**Article:**
À l’occasion de la naissance de l’éléphanteau Achhariyak Noëlle (miracle de Noël), Cambodge Mag remet à la une le portrait de la présidente de l’association Airavata, Chenda Clais.

Chenda Clais
Chenda Clais

Femme d’affaires de la jungle

Suggérez à un homme d’affaires de construire un hôtel loin de toute infrastructure digne de ce nom. Immanquablement, il esquissera le sourire poli qu’on adresse aux simples d’esprit. C’est pourtant cette voie qu’a choisie Chenda il y a vingt ans. Et, sans jamais s’en détourner. Fuyant Phnom Penh et Siem Reap, les provinces de Rattanakiri, Kep et Kratié sont devenues les écrins des boutiques-hôtels qu’elle gère avec sa famille, en particulier avec son mari français Pierre-Yves Clais.

Son succès a valu à Chenda qu’on la surnomme, dans les milieux d’affaires cambodgiens, la » femme d’affaire de la jungle ». Mais plus que la réussite économique, cette amoureuse des richesses et des beautés de la nature cambodgienne souhaite surtout protéger et promouvoir ce patrimoine aussi important à ses yeux que les temples d’Angkor. Cet engagement se traduit, entre autres, par son combat pour la protection des derniers éléphants du Cambodge.

Fée nature

Sans nul doute, la fée nature était à ses côtés le jour où elle vint au monde, il y a quarante ans. Très tôt, Chenda Clais porta en elle le rêve d’habiter une maison traditionnelle khmère joliment entourée de jardins étincelants de mille couleurs. Ce rêve devint réalité en 1999. Avec son mari, elle fit l’acquisition d’une spacieuse maison en bois s’ouvrant sur le lac de Kanseng dans la province du Ratanakiri.

Le bout du monde

Le bout du monde à l’époque. Mais quel bout du monde ! Avec de la forêt dense et sombre à n’en plus finir, des lacs reflètent les beautés célestes, un relief vigoureux à mille lieues des paysages parfois monotones des plaines cambodgiennes, une faune d’une grande diversité s’épanouissant loin des communautés humaines encore peu nombreuses… Cette province-là était forcément celle qui attendait Chenda depuis toujours.

**Consigne 1:** Recopiez le passage de l'article sur Chenda Clais qui va de « Le bout du monde à » à « Chenda depuis toujours. ».
L'article n'a aucun lien avec les entrées qui viennent ensuite.

**Entrées affichées:**

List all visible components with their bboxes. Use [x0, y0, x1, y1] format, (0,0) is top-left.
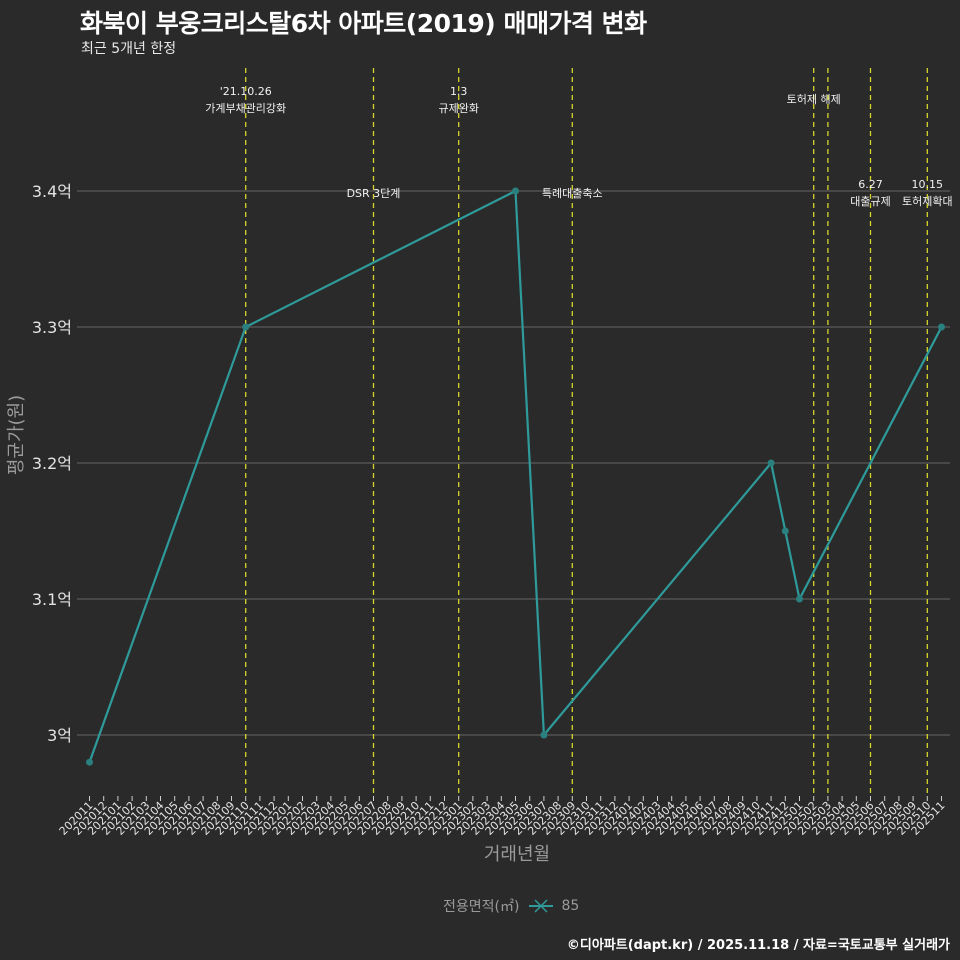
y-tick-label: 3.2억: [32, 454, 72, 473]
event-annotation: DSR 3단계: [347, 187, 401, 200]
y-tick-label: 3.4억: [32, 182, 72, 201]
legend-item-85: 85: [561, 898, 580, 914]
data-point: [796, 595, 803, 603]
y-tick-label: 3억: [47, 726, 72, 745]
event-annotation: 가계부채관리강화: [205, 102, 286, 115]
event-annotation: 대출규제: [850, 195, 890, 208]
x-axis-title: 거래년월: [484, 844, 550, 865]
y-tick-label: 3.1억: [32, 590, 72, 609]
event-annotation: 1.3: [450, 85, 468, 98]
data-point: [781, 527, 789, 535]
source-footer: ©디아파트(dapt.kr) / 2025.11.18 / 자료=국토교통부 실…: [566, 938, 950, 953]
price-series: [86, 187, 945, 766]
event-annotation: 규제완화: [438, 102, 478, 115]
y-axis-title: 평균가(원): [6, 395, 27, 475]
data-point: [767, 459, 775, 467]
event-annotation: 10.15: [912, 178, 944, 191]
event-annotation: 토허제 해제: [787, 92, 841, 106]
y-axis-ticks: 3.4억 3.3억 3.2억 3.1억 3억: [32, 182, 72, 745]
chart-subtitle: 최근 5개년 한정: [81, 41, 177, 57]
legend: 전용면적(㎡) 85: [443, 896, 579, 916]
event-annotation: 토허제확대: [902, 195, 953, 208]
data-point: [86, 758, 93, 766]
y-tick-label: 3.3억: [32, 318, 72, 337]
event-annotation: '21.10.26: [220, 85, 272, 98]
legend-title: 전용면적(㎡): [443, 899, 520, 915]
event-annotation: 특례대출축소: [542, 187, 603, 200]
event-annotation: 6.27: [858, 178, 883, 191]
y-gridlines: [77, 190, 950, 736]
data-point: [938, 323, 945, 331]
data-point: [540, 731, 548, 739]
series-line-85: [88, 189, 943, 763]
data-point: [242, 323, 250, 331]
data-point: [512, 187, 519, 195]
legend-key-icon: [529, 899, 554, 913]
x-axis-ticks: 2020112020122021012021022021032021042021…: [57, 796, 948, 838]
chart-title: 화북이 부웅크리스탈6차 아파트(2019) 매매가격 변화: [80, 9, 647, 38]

--

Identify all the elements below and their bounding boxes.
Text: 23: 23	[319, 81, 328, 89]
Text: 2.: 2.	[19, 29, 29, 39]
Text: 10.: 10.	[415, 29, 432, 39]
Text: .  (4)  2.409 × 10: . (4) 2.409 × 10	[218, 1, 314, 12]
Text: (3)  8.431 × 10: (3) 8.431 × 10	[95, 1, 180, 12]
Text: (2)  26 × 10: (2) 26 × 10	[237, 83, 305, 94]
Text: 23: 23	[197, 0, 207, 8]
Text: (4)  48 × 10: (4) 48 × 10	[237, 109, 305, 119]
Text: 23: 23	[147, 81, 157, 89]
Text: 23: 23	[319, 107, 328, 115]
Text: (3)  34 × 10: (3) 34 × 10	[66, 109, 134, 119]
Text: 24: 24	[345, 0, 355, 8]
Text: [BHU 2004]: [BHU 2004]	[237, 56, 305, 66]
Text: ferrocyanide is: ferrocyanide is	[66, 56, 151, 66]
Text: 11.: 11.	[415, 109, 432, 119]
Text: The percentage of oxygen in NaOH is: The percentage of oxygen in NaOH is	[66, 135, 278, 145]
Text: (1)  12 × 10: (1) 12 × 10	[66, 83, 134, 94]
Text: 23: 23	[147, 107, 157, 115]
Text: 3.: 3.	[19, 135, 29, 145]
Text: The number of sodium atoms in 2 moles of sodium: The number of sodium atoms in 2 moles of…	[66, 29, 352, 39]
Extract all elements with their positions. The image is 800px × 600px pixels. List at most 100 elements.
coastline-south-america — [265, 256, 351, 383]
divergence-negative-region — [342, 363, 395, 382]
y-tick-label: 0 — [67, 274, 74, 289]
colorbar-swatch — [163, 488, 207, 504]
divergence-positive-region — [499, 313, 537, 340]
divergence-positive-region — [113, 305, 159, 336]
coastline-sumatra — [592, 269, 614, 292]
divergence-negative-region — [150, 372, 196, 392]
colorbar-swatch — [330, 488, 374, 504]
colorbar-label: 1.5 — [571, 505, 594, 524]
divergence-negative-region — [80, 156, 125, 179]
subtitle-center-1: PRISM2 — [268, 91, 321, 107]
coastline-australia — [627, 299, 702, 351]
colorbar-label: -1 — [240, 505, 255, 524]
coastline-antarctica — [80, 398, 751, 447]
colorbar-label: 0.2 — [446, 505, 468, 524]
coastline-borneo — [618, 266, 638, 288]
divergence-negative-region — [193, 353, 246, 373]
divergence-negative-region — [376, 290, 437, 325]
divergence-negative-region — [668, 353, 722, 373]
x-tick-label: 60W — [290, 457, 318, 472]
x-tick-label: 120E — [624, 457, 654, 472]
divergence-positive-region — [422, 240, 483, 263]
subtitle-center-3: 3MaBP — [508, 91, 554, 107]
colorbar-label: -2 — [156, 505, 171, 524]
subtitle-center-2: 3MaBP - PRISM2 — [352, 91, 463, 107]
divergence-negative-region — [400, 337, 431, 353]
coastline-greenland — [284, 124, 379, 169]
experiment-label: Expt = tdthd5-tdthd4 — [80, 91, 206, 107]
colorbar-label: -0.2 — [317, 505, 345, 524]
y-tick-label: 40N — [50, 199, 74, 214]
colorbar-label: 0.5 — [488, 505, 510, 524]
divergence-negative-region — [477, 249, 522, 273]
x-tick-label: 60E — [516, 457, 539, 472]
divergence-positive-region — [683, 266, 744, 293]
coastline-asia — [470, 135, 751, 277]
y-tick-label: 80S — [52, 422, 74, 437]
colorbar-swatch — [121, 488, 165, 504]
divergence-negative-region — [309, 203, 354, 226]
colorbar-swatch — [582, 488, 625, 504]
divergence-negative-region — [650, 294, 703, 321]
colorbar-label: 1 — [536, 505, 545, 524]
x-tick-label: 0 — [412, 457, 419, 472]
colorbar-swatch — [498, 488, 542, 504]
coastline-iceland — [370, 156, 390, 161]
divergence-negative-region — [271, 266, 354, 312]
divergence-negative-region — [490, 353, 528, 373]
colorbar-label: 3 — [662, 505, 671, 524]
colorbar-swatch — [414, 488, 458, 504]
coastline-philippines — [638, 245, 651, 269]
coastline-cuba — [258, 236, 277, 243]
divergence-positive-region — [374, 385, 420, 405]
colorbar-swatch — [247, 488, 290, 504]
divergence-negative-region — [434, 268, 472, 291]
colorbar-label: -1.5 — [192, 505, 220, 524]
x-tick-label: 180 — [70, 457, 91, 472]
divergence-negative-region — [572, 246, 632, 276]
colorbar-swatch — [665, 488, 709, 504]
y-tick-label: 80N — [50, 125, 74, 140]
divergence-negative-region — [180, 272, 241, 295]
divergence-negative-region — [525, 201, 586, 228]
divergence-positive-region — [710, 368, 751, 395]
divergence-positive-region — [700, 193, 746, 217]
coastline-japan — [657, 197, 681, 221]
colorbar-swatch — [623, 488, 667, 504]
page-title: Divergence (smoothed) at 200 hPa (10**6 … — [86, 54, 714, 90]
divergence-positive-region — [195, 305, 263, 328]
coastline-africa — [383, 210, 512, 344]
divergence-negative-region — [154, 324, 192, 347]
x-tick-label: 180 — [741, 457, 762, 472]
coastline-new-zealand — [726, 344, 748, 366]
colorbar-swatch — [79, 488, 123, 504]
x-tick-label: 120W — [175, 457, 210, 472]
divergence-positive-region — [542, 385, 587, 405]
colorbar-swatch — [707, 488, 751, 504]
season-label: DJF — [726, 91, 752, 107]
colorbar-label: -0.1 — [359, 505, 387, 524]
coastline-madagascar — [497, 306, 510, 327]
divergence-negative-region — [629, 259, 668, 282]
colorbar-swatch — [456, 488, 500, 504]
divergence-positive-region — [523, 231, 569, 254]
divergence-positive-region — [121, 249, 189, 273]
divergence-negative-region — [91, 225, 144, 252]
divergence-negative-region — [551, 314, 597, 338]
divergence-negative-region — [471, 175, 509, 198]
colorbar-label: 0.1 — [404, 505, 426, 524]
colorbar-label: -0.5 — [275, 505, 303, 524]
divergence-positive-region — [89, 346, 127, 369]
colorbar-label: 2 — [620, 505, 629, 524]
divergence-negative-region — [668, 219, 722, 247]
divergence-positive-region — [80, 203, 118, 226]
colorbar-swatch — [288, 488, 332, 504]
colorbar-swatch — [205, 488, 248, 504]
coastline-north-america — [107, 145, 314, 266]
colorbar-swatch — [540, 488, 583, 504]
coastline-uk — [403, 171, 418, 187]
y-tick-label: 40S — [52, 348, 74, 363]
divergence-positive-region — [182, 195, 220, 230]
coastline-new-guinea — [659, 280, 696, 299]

==

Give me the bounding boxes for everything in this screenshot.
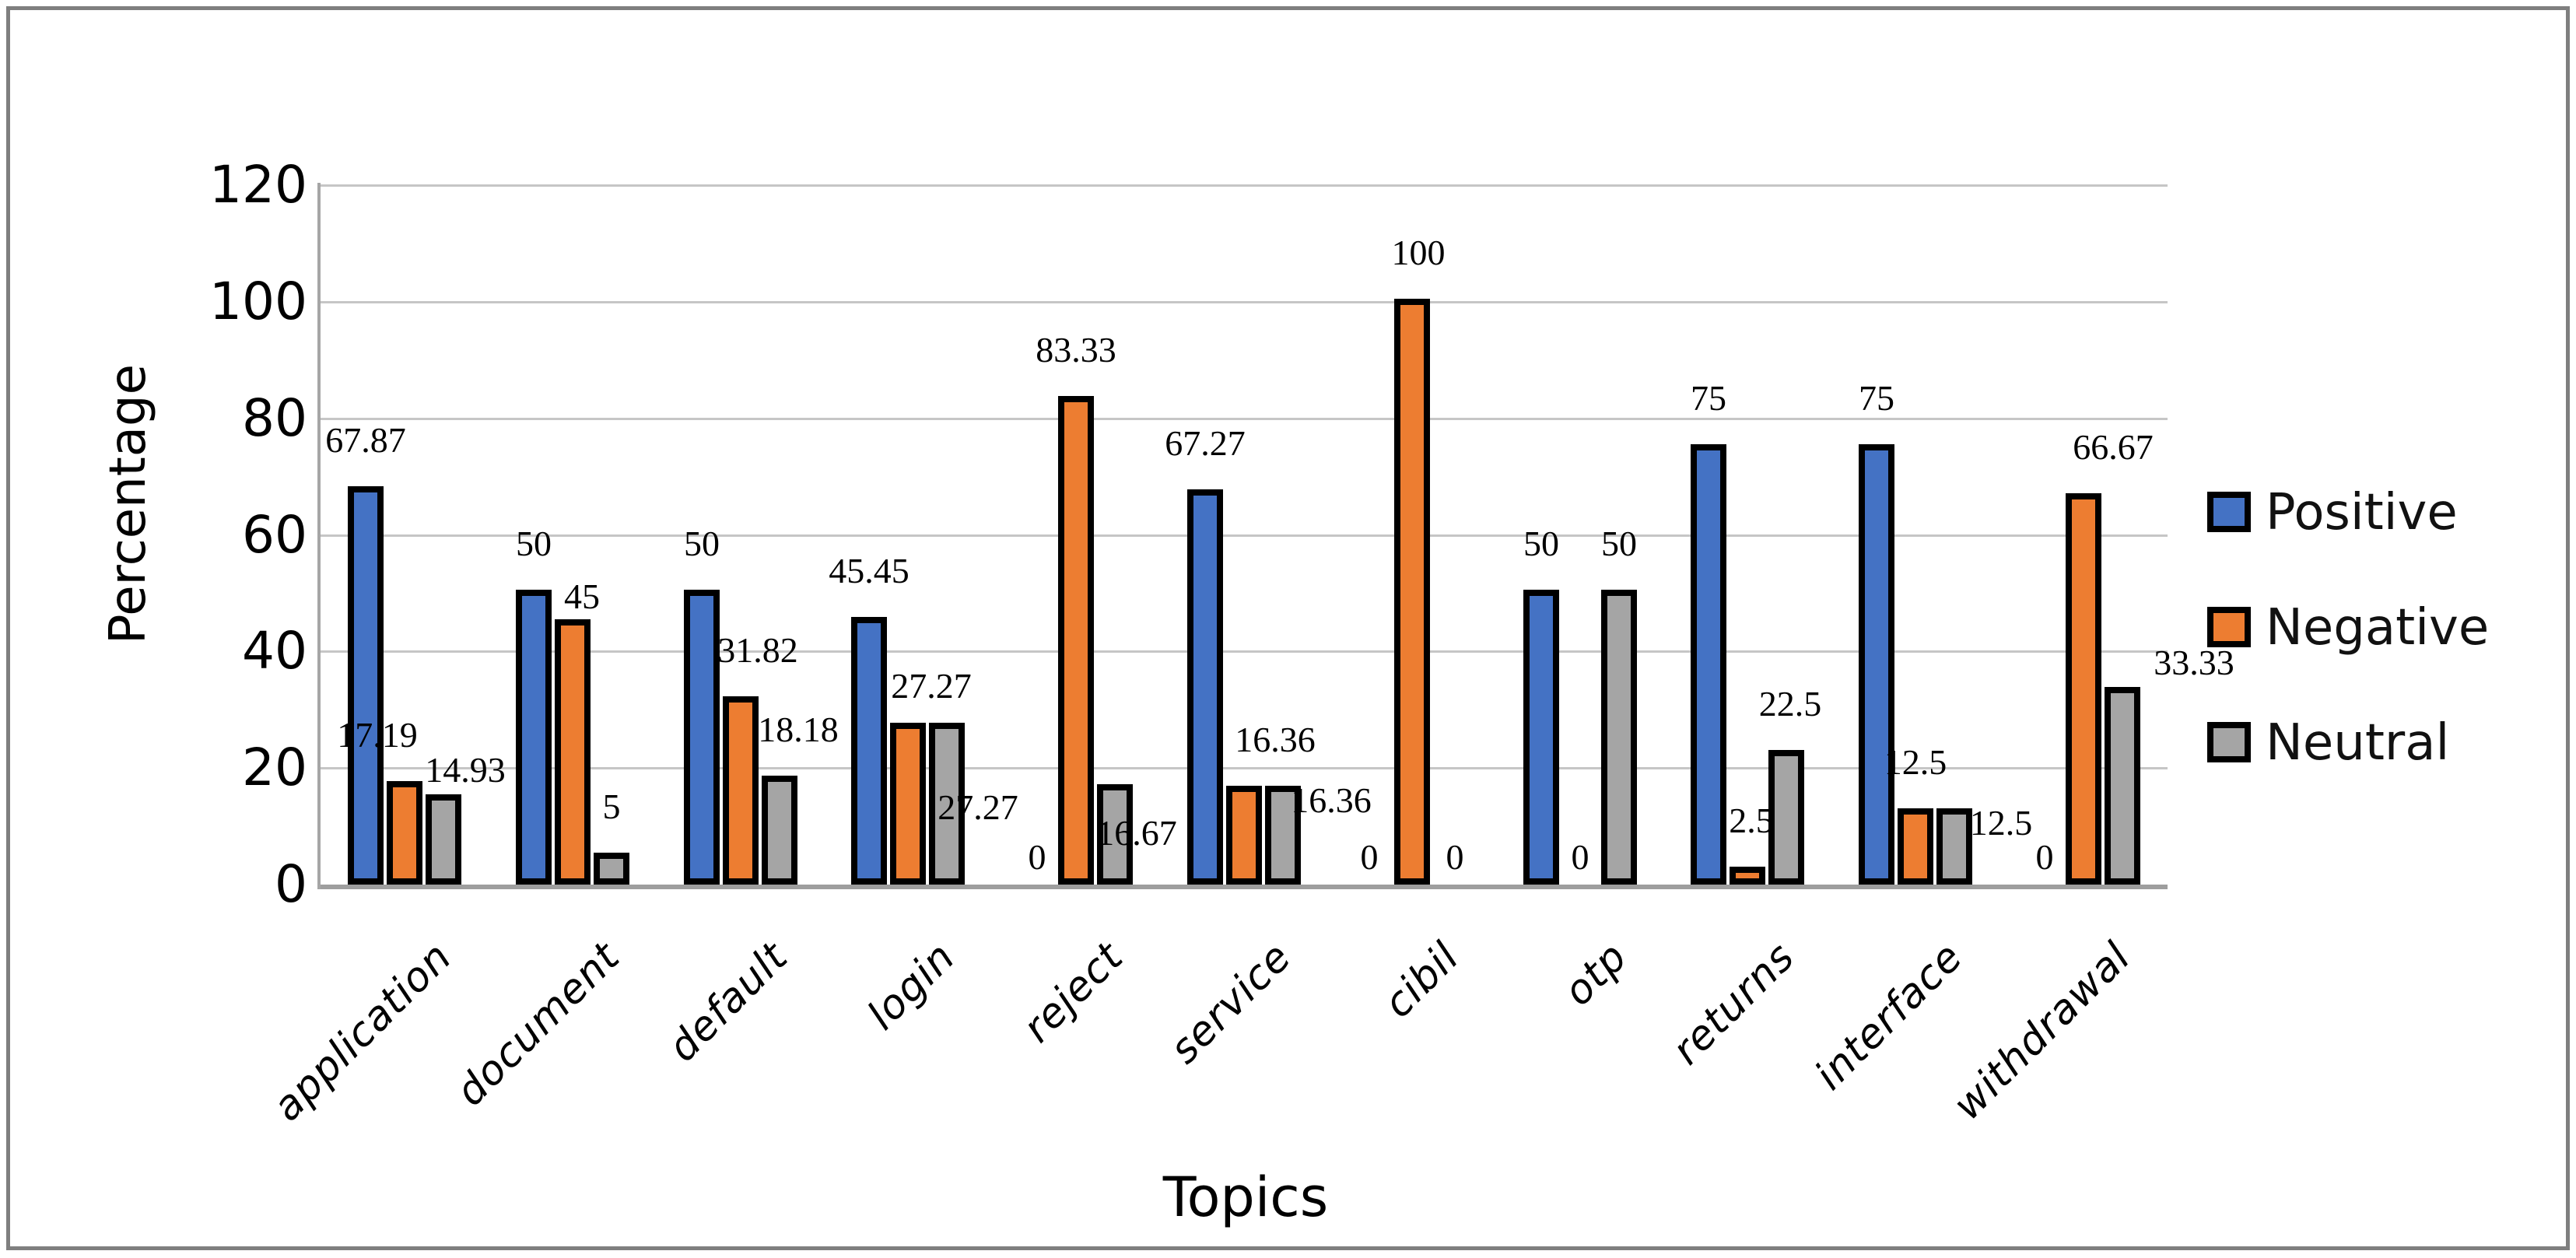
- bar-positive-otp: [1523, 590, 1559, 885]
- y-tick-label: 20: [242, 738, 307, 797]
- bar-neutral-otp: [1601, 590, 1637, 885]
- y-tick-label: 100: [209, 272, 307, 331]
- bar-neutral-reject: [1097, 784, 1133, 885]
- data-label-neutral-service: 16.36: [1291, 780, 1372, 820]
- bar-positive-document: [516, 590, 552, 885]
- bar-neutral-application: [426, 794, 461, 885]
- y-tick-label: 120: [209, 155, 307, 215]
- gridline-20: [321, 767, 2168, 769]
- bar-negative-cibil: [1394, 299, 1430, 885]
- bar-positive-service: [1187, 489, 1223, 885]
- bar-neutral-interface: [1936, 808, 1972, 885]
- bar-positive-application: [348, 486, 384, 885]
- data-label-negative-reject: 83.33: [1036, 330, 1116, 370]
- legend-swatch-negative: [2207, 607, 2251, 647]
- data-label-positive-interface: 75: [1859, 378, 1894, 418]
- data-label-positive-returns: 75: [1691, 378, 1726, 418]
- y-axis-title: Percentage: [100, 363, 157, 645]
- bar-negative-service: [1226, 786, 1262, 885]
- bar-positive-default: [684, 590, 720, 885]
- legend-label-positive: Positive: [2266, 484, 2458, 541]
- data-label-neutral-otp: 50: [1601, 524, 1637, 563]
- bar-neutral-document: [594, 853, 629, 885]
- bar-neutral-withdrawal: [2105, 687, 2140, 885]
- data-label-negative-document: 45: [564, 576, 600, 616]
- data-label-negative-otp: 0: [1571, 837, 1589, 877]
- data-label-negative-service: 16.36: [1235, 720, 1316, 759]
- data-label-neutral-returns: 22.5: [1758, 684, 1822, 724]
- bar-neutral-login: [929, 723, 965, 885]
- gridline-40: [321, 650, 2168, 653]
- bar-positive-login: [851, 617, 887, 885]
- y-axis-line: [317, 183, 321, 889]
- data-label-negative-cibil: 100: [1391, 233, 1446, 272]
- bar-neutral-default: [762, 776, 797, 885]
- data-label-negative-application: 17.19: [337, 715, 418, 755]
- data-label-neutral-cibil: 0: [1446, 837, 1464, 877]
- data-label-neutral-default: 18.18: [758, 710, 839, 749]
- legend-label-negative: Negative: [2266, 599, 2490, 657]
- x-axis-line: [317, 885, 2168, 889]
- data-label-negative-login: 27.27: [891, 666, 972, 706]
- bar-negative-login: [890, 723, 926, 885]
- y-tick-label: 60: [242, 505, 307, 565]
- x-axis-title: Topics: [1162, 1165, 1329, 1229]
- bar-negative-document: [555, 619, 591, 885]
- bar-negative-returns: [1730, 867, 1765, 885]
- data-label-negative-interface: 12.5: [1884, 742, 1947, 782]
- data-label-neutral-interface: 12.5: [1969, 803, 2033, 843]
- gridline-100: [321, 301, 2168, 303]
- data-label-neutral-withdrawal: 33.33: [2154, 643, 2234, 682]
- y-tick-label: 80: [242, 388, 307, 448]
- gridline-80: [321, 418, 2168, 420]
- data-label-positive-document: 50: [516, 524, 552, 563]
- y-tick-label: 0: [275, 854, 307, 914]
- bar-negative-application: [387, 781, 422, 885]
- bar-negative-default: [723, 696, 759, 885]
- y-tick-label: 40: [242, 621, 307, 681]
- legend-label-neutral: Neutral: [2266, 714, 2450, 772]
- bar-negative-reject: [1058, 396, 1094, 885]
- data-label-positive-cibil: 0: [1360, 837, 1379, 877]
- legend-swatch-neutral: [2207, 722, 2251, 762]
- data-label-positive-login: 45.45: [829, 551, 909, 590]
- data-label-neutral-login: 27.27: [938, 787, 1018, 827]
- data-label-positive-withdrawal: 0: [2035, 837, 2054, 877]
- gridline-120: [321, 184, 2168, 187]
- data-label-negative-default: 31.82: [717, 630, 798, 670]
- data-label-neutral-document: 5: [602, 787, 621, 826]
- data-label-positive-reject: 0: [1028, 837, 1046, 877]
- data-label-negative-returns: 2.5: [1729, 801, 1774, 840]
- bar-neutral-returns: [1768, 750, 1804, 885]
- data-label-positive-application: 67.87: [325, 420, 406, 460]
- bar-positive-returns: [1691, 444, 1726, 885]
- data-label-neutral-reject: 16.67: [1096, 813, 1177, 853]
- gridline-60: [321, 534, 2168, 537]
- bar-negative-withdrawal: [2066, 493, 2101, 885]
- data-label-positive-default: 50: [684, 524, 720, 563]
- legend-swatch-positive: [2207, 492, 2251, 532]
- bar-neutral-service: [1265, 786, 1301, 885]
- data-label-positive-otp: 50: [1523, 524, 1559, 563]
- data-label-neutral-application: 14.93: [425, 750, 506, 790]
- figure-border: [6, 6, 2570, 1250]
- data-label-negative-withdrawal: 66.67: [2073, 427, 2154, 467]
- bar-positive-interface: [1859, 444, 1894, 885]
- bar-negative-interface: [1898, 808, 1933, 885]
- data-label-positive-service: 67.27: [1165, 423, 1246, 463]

**Consigne 2:** Dans les entrées, reprenez uniquement les lignes qui vont de la ligne contenant « y-tick-label: 3.2억: [32, 454, 72, 473] » à celle contenant « source-footer: ©디아파트(dapt.kr) / », en remplaçant « data-point » par « point » sans rien modifier d'autre.

**Résultat 1:**
Le bout du monde à l’époque. Mais quel bout du monde ! Avec de la forêt dense et sombre à n’en plus finir, des lacs reflètent les beautés célestes, un relief vigoureux à mille lieues des paysages parfois monotones des plaines cambodgiennes, une faune d’une grande diversité s’épanouissant loin des communautés humaines encore peu nombreuses… Cette province-là était forcément celle qui attendait Chenda depuis toujours.

**Résultat 2:**
y-tick-label: 3.2억: [32, 454, 72, 473]
event-annotation: DSR 3단계: [347, 187, 401, 200]
y-tick-label: 3.4억: [32, 182, 72, 201]
legend-item-85: 85: [561, 898, 580, 914]
point: [796, 595, 803, 603]
y-tick-label: 3억: [47, 726, 72, 745]
event-annotation: 가계부채관리강화: [205, 102, 286, 115]
event-annotation: 대출규제: [850, 195, 890, 208]
x-axis-title: 거래년월: [484, 844, 550, 865]
y-tick-label: 3.1억: [32, 590, 72, 609]
event-annotation: 1.3: [450, 85, 468, 98]
point: [781, 527, 789, 535]
source-footer: ©디아파트(dapt.kr) / 2025.11.18 / 자료=국토교통부 실…: [566, 938, 950, 953]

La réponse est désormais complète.